Excerpted data ->
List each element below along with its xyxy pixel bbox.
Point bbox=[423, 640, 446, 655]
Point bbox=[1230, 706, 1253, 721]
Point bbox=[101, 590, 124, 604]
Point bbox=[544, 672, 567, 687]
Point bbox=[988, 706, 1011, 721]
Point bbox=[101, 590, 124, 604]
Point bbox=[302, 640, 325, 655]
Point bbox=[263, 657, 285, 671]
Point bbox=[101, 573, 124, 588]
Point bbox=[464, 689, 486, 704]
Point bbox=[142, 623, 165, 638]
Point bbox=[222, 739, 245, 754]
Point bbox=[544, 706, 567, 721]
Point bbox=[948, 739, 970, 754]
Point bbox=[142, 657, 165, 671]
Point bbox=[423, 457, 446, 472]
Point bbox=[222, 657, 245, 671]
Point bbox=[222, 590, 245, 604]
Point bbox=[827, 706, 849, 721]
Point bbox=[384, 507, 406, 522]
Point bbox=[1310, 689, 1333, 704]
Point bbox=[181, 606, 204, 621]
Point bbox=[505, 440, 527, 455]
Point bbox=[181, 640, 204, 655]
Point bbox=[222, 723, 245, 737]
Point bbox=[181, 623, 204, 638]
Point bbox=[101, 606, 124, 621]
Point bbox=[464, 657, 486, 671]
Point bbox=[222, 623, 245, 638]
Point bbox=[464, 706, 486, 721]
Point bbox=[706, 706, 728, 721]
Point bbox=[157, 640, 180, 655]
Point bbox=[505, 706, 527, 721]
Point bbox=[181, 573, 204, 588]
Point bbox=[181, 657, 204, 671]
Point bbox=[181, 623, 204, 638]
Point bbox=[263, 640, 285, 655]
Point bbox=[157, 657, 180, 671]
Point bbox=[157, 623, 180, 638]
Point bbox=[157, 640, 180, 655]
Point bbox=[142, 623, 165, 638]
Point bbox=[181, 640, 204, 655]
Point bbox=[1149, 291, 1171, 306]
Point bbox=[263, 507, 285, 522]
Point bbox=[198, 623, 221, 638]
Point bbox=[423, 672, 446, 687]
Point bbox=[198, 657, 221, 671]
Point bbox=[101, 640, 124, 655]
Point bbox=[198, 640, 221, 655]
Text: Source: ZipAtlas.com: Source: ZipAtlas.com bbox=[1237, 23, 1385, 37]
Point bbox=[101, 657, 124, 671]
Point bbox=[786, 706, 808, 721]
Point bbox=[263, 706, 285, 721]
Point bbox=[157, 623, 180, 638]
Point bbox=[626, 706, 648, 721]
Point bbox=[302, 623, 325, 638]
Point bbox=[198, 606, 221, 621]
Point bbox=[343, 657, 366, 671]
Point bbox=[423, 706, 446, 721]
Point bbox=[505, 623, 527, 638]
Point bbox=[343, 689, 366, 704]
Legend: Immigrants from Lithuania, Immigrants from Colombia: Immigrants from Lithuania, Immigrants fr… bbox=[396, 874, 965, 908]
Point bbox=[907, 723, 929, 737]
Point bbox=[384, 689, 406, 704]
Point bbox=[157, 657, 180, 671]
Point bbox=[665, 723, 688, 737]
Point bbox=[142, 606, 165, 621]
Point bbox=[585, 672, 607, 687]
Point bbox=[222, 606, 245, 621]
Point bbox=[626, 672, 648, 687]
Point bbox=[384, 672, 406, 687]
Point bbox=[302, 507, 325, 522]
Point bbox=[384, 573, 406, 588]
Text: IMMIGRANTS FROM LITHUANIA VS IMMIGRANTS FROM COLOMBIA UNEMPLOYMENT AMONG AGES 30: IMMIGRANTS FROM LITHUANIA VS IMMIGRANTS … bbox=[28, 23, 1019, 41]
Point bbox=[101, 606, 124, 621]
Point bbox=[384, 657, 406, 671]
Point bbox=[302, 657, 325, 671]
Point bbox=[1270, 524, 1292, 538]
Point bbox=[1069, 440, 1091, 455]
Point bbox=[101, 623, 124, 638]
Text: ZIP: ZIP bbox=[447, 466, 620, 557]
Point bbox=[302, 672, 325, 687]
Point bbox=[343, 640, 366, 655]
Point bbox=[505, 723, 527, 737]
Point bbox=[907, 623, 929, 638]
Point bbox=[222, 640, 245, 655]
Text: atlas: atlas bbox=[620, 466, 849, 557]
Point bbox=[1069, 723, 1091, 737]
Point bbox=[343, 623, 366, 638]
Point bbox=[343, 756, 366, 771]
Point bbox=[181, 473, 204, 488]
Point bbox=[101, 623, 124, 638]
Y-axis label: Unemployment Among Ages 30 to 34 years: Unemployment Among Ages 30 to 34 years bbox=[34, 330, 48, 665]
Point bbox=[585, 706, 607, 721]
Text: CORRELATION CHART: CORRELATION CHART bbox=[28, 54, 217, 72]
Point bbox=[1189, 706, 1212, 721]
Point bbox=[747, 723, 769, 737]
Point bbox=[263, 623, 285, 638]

...

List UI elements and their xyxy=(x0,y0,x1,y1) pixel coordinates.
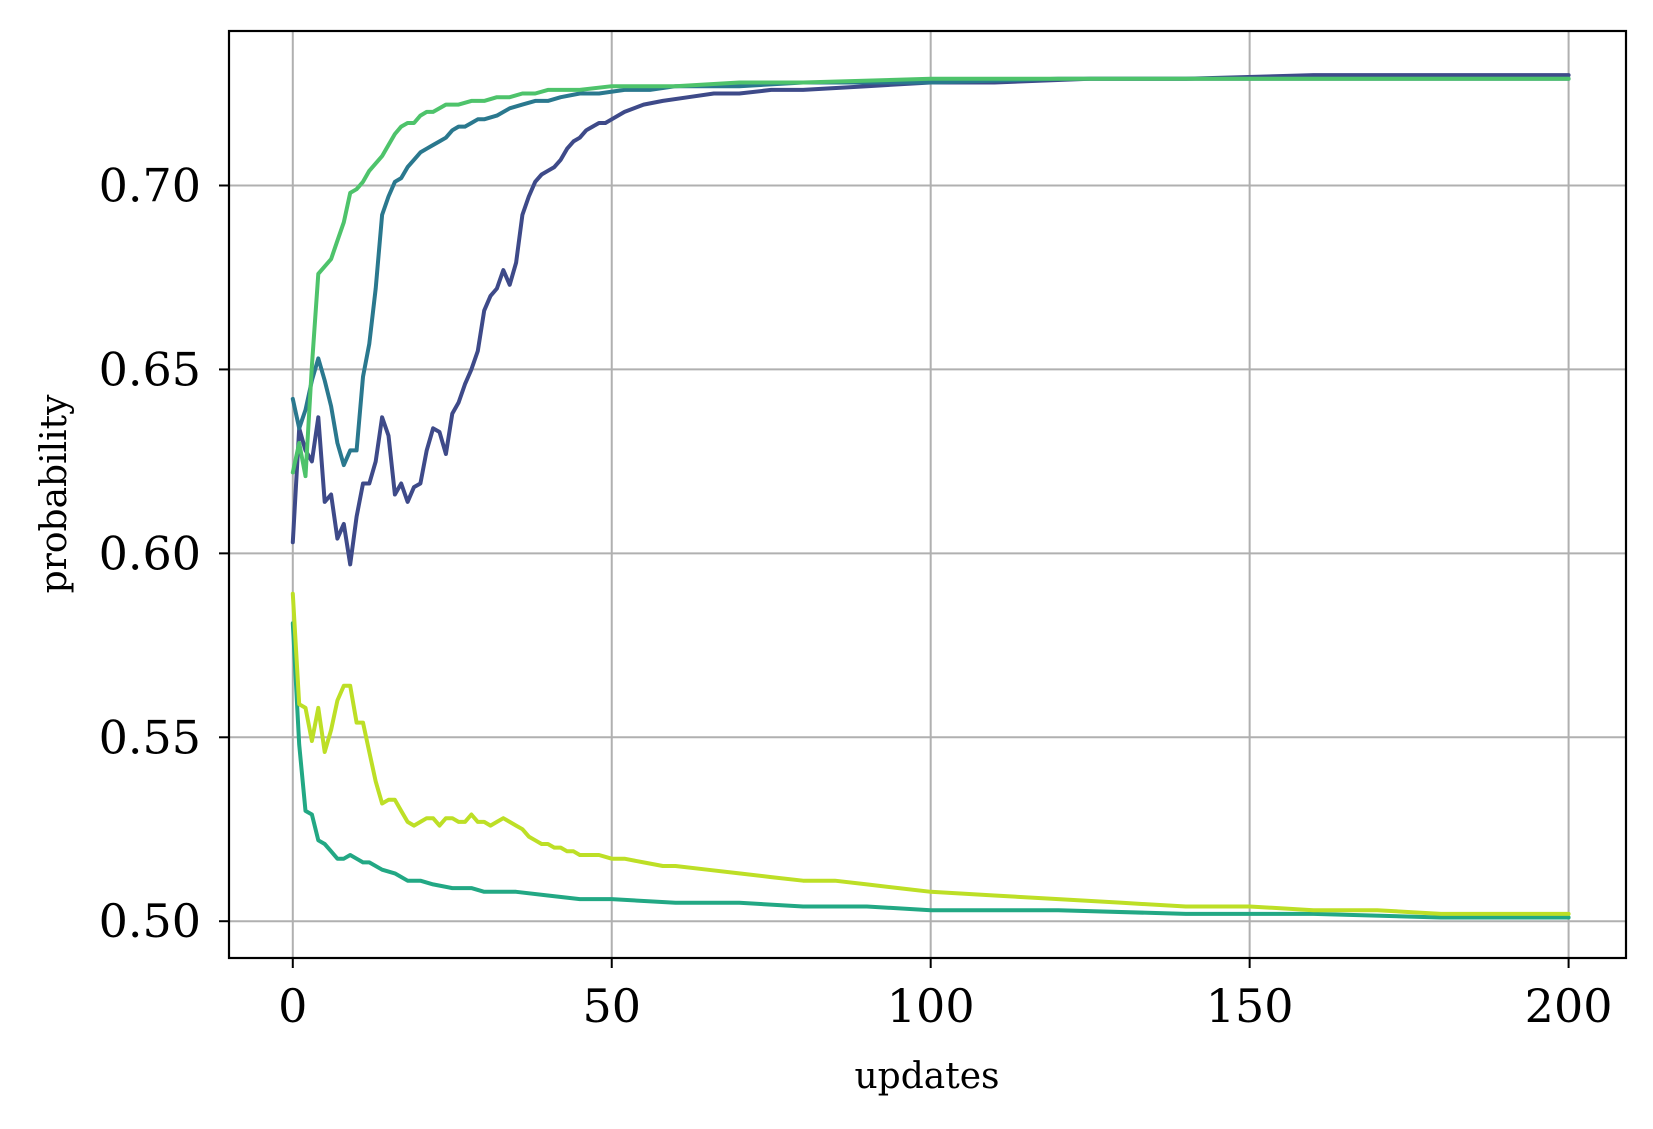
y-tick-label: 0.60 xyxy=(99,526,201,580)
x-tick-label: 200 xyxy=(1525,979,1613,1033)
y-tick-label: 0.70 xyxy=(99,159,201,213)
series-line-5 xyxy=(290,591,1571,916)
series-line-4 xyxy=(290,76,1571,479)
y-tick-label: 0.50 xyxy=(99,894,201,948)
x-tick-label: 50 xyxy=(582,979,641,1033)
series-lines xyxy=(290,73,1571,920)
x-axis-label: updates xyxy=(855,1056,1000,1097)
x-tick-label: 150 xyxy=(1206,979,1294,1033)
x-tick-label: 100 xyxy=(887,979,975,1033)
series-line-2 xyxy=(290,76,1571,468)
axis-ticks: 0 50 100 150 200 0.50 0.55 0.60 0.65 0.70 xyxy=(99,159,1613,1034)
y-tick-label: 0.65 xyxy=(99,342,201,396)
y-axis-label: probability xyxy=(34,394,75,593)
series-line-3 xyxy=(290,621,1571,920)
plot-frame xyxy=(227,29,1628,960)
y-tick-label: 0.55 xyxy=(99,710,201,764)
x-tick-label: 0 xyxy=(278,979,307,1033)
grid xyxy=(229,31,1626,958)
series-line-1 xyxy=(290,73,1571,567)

Stated goal -> Copy out the part of the records that opens with the line containing "y-tick-label: 0.60 xyxy=(99,526,201,580)" and closes with the line containing "y-tick-label: 0.65 xyxy=(99,342,201,396)", including both of those lines.

Answer ->
y-tick-label: 0.60 xyxy=(99,526,201,580)
x-tick-label: 200 xyxy=(1525,979,1613,1033)
y-tick-label: 0.70 xyxy=(99,159,201,213)
series-line-5 xyxy=(290,591,1571,916)
series-line-4 xyxy=(290,76,1571,479)
y-tick-label: 0.50 xyxy=(99,894,201,948)
x-tick-label: 50 xyxy=(582,979,641,1033)
series-lines xyxy=(290,73,1571,920)
x-axis-label: updates xyxy=(855,1056,1000,1097)
x-tick-label: 150 xyxy=(1206,979,1294,1033)
x-tick-label: 100 xyxy=(887,979,975,1033)
series-line-2 xyxy=(290,76,1571,468)
axis-ticks: 0 50 100 150 200 0.50 0.55 0.60 0.65 0.70 xyxy=(99,159,1613,1034)
y-tick-label: 0.65 xyxy=(99,342,201,396)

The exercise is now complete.